Short exercise: In the records below, work out how many lines hold the word "Property". Report the number alone.

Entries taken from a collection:

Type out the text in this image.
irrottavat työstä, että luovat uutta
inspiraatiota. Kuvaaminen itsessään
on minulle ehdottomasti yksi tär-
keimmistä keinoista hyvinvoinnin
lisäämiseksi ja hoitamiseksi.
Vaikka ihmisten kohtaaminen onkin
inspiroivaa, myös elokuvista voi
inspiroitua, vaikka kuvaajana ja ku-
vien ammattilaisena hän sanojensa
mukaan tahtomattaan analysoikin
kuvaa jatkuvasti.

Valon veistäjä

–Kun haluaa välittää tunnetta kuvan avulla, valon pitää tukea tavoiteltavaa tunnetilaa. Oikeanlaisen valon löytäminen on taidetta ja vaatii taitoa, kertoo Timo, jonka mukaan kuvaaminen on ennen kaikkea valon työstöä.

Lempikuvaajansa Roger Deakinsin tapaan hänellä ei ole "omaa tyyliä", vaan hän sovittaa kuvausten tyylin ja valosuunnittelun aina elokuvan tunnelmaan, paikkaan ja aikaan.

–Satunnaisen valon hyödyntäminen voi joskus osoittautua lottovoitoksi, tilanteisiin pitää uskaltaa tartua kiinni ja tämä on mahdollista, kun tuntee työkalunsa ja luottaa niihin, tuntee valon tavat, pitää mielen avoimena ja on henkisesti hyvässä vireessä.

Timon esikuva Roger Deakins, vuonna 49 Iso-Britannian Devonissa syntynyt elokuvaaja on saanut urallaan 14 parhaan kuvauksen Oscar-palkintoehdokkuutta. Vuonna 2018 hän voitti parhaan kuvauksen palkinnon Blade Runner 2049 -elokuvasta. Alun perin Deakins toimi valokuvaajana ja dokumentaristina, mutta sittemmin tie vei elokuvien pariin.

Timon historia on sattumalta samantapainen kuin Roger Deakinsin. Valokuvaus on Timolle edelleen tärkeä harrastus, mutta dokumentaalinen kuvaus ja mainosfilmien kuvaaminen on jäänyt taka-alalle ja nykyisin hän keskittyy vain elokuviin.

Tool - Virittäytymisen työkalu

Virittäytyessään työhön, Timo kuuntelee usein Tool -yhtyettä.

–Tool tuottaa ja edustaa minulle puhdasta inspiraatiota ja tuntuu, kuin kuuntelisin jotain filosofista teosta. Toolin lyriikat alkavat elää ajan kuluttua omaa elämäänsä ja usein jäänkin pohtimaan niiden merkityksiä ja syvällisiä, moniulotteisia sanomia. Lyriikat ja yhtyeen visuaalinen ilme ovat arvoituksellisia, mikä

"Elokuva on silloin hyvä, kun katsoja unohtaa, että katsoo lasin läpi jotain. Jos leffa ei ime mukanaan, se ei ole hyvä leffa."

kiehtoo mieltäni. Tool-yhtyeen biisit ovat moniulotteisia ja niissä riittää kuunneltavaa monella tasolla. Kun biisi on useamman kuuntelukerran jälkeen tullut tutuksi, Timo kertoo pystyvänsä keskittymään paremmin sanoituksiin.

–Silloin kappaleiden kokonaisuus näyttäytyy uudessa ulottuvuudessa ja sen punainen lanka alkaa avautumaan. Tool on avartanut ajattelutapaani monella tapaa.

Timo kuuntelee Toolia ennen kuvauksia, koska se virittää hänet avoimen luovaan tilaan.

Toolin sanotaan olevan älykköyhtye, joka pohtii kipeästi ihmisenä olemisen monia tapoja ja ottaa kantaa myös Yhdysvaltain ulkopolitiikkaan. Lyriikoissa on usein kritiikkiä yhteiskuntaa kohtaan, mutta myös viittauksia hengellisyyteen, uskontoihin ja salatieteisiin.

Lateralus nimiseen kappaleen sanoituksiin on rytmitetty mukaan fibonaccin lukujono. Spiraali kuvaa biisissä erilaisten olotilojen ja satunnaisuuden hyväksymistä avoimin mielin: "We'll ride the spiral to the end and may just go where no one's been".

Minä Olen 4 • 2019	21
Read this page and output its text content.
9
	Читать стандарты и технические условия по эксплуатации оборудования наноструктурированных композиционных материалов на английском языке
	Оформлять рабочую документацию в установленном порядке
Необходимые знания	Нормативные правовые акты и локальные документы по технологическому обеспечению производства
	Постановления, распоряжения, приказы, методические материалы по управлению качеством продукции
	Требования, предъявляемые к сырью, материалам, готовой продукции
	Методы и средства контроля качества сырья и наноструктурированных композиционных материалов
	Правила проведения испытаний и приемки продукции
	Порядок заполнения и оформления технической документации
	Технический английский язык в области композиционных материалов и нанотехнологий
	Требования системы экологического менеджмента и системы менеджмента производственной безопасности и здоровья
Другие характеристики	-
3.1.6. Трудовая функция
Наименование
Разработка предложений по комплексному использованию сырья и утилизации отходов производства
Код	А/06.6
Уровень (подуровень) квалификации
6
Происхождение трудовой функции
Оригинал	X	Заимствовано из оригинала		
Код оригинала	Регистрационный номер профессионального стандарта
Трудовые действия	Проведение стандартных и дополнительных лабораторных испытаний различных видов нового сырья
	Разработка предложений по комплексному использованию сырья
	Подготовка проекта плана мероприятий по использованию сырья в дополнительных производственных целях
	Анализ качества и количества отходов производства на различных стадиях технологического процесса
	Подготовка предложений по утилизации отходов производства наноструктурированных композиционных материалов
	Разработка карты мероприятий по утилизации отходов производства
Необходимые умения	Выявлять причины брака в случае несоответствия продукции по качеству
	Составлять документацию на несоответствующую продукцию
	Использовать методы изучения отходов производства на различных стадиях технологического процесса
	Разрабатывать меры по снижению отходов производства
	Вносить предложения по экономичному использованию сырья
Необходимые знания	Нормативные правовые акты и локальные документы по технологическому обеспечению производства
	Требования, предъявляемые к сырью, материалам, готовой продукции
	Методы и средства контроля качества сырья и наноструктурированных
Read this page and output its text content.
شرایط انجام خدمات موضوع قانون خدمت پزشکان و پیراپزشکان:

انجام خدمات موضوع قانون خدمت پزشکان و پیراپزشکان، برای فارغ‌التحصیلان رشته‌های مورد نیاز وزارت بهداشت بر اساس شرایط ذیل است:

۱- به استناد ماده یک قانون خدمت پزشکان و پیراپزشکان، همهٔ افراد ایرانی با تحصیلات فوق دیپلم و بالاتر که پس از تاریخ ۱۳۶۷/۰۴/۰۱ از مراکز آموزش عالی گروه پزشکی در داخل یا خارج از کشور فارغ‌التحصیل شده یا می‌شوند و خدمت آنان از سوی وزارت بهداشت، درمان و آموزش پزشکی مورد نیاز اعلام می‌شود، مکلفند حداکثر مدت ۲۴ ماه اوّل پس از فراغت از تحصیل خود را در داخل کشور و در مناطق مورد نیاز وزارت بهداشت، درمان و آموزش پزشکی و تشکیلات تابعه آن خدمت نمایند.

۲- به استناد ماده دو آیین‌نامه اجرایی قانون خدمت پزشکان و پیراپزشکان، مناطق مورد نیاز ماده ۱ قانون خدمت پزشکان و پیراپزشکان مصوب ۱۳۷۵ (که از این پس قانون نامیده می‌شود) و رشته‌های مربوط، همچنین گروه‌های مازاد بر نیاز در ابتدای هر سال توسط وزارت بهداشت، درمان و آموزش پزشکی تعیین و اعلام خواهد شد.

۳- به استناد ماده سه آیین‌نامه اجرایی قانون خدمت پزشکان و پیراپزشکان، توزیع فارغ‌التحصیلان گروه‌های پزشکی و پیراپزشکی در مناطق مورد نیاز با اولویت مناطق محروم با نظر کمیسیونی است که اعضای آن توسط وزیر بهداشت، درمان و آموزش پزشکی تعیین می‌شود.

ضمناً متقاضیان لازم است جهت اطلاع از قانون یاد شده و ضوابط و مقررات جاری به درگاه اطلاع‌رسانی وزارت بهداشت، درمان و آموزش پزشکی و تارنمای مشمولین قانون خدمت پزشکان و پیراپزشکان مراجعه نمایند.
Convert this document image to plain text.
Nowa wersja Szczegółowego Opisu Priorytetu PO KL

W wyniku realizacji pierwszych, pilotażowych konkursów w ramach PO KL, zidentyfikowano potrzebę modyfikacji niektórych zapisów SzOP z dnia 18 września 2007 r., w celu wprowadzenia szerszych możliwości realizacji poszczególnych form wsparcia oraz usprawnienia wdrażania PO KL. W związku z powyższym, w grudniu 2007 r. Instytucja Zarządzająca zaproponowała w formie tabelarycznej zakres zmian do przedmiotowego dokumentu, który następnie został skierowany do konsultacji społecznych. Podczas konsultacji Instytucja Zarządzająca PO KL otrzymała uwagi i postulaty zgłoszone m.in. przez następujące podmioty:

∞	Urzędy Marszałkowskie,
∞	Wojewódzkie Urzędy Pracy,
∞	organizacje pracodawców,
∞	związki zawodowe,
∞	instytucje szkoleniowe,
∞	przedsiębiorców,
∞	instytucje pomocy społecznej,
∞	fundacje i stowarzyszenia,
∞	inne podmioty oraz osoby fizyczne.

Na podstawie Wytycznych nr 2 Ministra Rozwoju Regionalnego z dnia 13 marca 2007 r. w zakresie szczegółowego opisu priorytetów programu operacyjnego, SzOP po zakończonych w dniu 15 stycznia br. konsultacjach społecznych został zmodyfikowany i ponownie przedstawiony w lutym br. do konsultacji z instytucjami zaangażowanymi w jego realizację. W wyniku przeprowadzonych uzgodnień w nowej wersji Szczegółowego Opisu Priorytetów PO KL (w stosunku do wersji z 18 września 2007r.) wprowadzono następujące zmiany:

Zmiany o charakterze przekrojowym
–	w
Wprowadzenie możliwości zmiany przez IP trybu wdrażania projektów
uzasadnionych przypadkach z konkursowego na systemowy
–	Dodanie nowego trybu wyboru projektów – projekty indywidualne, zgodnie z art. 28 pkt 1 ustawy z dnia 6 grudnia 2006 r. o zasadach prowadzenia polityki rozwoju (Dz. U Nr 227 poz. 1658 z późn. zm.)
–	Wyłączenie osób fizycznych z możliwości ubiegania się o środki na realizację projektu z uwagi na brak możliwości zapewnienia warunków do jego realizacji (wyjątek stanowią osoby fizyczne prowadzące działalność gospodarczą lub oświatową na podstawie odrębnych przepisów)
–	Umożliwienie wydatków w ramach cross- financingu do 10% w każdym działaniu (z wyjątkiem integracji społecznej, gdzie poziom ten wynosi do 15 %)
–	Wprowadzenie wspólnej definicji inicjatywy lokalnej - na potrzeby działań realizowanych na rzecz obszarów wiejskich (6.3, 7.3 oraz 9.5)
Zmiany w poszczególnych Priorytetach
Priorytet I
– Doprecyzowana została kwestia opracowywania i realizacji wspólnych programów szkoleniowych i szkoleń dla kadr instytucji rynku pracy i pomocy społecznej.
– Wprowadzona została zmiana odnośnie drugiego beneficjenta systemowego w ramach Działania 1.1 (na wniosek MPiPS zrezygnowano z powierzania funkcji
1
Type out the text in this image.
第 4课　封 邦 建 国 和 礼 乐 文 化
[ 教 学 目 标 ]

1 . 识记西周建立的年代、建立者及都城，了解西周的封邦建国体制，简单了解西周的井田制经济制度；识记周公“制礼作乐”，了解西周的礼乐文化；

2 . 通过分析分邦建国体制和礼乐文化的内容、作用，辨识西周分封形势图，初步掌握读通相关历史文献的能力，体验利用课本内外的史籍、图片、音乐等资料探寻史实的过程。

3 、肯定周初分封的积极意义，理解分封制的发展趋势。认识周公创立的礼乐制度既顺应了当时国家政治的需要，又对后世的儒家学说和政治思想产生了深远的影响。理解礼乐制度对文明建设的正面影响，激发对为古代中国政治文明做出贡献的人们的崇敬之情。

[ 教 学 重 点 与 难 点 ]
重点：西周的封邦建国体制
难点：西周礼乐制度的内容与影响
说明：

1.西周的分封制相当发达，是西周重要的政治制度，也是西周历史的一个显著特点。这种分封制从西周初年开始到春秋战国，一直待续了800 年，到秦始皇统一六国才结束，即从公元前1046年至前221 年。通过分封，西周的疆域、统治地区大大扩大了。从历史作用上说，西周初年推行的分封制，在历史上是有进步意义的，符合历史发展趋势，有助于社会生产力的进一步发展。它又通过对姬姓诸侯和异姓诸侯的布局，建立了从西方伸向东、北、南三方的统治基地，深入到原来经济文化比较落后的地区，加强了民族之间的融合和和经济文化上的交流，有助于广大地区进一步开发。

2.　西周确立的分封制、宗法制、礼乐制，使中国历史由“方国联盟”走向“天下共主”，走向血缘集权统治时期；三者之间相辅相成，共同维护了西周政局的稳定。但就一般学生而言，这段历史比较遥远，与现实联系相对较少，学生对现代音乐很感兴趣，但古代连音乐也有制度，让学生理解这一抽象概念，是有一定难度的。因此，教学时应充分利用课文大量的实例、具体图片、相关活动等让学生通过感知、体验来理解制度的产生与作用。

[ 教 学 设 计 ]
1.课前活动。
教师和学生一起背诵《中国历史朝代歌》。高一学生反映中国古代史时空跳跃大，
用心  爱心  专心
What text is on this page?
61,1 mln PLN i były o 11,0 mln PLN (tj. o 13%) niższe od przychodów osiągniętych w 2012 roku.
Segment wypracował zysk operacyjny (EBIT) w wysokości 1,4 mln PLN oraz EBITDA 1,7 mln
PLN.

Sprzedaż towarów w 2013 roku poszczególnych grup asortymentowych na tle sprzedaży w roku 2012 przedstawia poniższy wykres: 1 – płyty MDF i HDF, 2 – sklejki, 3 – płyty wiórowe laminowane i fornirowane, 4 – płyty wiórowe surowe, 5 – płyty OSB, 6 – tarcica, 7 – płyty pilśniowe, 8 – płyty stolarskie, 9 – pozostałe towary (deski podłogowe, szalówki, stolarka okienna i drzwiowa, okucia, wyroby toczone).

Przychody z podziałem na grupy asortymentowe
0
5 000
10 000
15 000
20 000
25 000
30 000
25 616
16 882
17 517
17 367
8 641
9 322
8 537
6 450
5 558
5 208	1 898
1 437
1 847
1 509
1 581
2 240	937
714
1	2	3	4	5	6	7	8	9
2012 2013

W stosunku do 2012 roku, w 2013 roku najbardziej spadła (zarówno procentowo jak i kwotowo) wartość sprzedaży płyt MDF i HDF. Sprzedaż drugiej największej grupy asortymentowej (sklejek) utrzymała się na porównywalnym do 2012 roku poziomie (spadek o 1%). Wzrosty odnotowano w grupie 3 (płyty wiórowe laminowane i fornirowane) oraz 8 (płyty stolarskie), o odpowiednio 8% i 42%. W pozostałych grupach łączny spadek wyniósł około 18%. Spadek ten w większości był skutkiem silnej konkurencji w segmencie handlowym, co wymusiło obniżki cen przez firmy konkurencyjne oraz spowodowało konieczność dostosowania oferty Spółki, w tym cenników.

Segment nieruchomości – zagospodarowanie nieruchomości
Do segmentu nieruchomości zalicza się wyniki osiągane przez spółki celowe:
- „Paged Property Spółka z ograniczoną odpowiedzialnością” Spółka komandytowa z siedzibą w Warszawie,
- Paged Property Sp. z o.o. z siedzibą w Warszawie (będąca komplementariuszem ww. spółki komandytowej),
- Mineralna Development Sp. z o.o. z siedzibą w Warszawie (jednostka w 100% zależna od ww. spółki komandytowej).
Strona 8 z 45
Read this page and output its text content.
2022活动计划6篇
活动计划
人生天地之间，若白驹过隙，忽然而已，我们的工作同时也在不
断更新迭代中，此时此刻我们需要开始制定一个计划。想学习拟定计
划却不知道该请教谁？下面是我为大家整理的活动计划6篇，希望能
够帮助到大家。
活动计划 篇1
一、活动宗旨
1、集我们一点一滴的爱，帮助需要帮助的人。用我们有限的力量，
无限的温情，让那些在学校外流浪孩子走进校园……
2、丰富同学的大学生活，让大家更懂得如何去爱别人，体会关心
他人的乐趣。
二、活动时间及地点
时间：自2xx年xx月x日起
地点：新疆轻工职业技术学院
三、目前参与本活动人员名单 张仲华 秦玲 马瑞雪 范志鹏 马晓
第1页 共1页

Response for this exercise: 2